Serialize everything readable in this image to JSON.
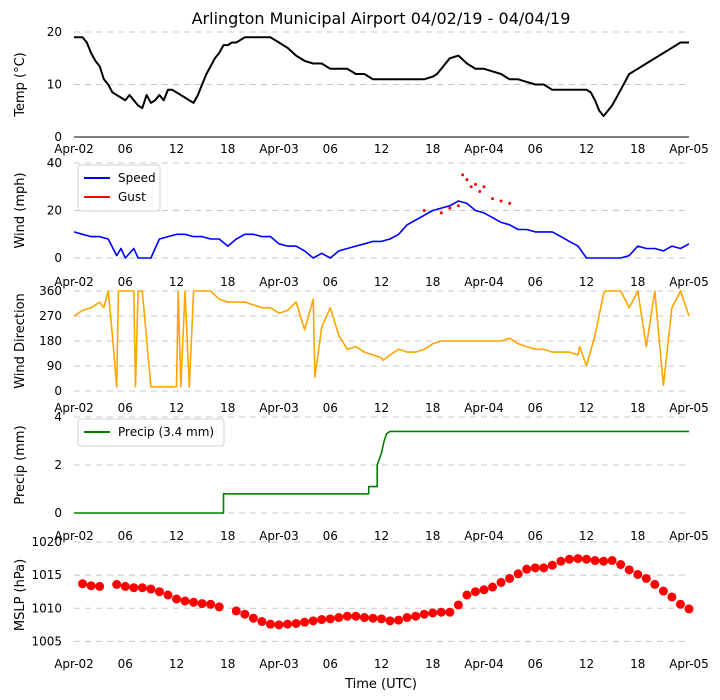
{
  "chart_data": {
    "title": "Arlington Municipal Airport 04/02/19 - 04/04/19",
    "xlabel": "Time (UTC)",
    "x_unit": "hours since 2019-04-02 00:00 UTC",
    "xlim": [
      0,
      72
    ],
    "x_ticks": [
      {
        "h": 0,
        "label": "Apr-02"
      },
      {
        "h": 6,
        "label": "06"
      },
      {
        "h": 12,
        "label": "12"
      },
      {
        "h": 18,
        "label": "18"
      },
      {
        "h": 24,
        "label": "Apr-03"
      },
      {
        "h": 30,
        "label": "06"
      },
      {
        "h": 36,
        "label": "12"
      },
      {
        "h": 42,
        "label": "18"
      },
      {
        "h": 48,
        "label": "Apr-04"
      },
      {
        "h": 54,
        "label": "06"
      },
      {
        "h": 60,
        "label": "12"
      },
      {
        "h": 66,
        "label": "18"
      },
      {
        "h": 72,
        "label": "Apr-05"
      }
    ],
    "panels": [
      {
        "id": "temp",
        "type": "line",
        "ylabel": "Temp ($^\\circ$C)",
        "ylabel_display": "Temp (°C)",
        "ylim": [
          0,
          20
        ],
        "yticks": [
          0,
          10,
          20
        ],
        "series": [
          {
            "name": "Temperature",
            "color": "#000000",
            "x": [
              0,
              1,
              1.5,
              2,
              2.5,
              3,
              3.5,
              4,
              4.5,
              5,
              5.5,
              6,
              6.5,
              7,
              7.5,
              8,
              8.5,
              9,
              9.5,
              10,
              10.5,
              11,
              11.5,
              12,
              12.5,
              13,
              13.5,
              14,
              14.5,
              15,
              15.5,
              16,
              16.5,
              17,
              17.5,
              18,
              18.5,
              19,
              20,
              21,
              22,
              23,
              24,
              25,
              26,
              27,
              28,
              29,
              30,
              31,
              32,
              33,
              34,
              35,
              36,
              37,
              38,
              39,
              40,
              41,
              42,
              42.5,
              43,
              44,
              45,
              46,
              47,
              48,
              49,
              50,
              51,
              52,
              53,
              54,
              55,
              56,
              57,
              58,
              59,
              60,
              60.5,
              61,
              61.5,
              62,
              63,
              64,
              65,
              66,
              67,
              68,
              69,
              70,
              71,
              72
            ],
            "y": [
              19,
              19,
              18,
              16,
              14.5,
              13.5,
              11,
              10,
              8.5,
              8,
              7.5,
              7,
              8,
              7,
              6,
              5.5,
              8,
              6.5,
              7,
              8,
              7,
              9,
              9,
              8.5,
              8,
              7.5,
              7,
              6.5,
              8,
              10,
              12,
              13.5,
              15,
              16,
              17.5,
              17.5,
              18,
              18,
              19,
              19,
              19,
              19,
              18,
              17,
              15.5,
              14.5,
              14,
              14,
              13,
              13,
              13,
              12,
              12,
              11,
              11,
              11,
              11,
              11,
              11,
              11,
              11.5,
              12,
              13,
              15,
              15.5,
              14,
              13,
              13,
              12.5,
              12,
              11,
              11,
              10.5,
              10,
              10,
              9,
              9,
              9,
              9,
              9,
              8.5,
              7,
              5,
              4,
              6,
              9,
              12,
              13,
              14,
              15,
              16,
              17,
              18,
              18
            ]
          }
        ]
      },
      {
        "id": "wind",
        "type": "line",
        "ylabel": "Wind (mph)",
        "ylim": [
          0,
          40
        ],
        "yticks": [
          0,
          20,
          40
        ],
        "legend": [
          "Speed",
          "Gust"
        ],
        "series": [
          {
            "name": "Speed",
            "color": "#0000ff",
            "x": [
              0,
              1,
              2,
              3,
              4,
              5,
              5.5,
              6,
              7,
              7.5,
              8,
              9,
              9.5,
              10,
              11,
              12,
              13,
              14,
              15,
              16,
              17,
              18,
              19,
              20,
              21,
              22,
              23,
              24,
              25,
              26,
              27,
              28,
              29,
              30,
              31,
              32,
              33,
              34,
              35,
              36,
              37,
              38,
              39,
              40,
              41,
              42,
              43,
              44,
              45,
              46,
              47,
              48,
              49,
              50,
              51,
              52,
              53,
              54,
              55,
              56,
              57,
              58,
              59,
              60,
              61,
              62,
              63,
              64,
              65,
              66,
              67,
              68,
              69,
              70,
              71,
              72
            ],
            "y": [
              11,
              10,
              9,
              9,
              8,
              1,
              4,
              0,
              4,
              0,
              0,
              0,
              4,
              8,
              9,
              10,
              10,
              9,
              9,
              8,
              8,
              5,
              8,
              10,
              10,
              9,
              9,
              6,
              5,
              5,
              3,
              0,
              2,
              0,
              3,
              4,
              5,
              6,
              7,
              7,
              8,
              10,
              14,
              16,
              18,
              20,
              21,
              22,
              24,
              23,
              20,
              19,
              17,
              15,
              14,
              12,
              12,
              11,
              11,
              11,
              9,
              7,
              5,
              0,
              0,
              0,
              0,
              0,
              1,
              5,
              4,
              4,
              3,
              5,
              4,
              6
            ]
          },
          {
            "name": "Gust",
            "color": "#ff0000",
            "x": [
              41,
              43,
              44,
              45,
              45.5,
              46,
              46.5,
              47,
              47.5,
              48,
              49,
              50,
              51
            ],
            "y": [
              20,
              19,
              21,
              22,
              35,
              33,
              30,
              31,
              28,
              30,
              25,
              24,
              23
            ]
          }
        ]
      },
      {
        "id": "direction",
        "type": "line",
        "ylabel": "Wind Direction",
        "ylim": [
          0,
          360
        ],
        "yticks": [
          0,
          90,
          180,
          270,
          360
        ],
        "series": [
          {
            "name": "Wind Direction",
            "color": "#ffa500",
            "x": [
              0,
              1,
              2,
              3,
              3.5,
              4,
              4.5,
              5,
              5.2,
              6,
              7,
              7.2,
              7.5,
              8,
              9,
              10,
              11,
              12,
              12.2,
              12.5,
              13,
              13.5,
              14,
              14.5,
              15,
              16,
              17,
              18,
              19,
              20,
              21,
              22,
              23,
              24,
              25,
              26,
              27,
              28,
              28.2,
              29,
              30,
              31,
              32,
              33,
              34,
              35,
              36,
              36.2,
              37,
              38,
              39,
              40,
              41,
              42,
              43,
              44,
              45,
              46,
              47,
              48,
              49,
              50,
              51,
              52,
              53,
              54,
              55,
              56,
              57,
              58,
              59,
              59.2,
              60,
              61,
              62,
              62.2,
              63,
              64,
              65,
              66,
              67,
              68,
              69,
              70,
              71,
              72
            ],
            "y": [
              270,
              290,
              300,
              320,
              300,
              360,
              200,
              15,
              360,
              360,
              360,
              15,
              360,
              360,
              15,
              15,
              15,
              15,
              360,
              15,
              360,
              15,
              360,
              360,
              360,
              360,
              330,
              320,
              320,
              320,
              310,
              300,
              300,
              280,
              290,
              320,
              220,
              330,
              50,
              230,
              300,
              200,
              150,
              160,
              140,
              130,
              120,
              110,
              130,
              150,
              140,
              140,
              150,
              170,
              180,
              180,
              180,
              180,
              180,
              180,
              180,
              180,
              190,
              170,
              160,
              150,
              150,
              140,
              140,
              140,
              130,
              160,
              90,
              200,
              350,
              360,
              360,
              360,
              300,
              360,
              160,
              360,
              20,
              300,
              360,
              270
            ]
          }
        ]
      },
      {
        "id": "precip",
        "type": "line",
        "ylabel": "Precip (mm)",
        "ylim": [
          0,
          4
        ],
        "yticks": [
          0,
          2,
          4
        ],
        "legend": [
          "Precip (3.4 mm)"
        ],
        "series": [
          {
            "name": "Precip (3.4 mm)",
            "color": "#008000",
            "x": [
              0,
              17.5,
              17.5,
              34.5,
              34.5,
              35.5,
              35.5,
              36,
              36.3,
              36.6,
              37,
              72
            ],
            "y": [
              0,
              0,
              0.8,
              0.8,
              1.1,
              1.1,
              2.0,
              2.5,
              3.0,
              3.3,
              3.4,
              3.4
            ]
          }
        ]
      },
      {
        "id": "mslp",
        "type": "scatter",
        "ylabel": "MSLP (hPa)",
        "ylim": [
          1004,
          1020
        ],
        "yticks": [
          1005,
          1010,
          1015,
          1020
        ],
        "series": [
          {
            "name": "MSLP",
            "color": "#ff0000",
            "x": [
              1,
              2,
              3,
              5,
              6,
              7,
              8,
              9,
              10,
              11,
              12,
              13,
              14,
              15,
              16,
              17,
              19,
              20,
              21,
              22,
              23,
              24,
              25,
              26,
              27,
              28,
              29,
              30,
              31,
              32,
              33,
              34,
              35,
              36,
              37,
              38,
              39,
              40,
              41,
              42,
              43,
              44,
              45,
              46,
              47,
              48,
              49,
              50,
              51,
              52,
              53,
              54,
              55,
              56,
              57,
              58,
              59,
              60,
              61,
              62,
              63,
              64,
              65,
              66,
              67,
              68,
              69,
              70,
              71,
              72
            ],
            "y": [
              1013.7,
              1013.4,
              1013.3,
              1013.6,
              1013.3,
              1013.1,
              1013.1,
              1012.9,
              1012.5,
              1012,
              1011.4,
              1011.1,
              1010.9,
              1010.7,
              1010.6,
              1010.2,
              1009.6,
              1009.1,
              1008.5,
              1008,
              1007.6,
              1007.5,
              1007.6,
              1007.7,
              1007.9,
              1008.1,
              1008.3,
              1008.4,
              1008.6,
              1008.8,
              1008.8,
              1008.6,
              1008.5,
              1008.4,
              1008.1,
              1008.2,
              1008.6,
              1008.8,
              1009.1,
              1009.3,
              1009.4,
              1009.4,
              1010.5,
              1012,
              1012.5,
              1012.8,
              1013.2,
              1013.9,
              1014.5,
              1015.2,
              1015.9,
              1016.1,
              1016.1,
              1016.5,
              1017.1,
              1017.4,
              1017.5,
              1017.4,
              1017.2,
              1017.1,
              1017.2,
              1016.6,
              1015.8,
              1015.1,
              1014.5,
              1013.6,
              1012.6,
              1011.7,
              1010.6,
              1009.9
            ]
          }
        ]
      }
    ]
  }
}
* * * * * * * * *
• Directive
Keep only those lines of the records that hold "color", and return them.

• Task solution
            "color": "#000000",
            "color": "#0000ff",
            "color": "#ff0000",
            "color": "#ffa500",
            "color": "#008000",
            "color": "#ff0000",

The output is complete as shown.